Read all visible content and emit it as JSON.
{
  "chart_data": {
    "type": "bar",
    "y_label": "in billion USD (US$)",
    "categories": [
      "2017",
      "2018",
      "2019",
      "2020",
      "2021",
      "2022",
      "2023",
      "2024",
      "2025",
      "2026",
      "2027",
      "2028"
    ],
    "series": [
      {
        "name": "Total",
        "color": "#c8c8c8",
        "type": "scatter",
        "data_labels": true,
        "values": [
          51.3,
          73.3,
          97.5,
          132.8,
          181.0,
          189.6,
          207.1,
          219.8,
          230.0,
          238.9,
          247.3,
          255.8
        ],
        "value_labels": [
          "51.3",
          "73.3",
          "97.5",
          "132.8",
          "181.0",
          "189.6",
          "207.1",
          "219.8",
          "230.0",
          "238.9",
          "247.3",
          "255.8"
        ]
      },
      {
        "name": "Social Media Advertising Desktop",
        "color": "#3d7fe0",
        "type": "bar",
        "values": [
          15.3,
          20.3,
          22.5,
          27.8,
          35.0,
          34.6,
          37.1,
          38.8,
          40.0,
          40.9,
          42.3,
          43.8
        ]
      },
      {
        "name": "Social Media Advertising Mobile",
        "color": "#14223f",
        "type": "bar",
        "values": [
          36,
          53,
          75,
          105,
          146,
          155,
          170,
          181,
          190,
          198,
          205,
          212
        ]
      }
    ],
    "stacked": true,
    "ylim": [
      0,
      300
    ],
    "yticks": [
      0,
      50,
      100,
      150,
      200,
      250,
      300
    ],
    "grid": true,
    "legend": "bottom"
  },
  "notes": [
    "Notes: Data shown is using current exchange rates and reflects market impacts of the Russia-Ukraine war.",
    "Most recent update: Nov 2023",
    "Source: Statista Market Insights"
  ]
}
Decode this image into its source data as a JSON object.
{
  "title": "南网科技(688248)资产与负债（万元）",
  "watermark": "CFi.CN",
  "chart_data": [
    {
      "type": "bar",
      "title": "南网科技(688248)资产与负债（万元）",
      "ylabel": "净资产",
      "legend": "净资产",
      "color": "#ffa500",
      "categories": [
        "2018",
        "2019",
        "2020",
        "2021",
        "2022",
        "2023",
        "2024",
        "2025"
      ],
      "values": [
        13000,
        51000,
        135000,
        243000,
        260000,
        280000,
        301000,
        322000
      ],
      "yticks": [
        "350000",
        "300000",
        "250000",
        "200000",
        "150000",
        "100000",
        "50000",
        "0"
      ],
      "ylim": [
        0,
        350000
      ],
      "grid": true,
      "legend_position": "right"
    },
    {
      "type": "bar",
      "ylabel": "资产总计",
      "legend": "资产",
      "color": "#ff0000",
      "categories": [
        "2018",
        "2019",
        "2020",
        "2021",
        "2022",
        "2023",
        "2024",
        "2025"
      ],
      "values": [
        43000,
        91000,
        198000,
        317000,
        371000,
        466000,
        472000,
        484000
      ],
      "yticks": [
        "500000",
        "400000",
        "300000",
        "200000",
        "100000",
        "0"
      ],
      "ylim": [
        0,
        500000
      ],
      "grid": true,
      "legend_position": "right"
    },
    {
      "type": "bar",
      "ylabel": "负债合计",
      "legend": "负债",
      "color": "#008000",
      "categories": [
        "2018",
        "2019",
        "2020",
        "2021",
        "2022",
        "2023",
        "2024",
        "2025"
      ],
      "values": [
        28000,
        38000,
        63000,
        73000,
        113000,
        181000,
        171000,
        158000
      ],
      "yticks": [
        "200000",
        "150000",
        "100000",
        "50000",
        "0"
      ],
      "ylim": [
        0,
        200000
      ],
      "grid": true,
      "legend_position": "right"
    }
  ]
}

* DIRECTIONS FOR THIS TASK
Extract each line holding the string "title".

* COMPLETE RESPONSE
  "title": "南网科技(688248)资产与负债（万元）",
      "title": "南网科技(688248)资产与负债（万元）",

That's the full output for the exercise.